*Request*: Skip the images and copy each record exactly as written.

========================

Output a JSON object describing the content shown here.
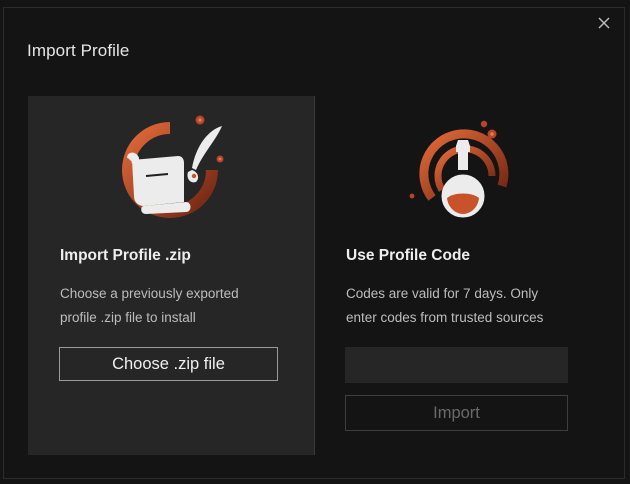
{
  "dialog": {
    "title": "Import Profile",
    "close_icon": "close-icon"
  },
  "zip_panel": {
    "icon": "scroll-quill-icon",
    "heading": "Import Profile .zip",
    "description_line1": "Choose a previously exported",
    "description_line2": "profile .zip file to install",
    "button_label": "Choose .zip file"
  },
  "code_panel": {
    "icon": "potion-bottle-icon",
    "heading": "Use Profile Code",
    "description_line1": "Codes are valid for 7 days. Only",
    "description_line2": "enter codes from trusted sources",
    "input_value": "",
    "import_label": "Import"
  },
  "colors": {
    "accent": "#c8532a",
    "background": "#141414",
    "panel": "#262626"
  }
}
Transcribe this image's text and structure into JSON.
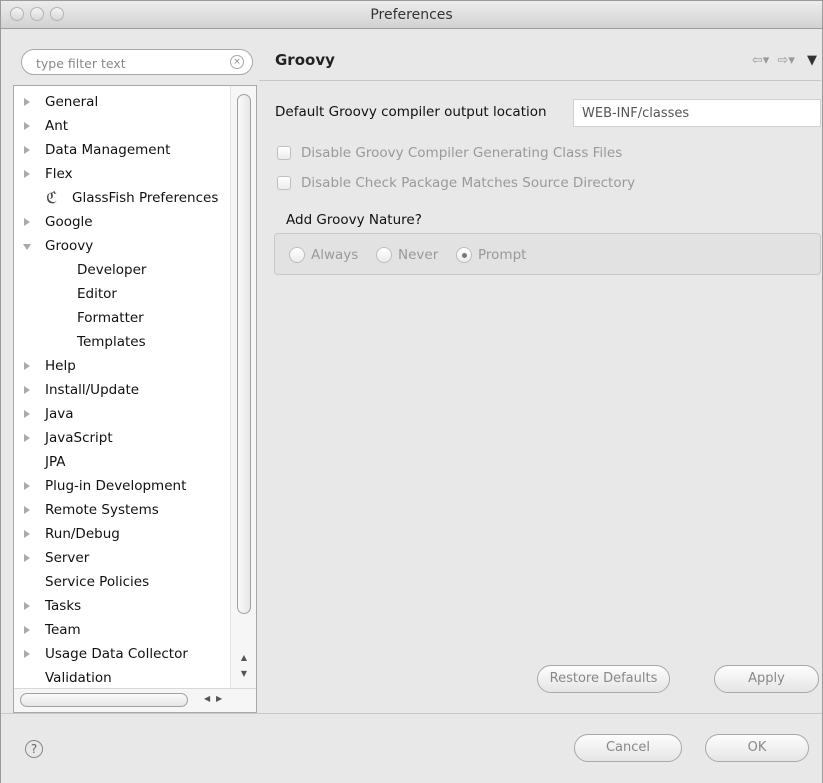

========================

*Result for this task*:
Output a JSON object describing the content shown here.
{
  "dialog": {
    "title": "Import Profile",
    "close_icon": "close-icon"
  },
  "zip_panel": {
    "icon": "scroll-quill-icon",
    "heading": "Import Profile .zip",
    "description_line1": "Choose a previously exported",
    "description_line2": "profile .zip file to install",
    "button_label": "Choose .zip file"
  },
  "code_panel": {
    "icon": "potion-bottle-icon",
    "heading": "Use Profile Code",
    "description_line1": "Codes are valid for 7 days. Only",
    "description_line2": "enter codes from trusted sources",
    "input_value": "",
    "import_label": "Import"
  },
  "colors": {
    "accent": "#c8532a",
    "background": "#141414",
    "panel": "#262626"
  }
}
Transcribe this image's text and structure into JSON.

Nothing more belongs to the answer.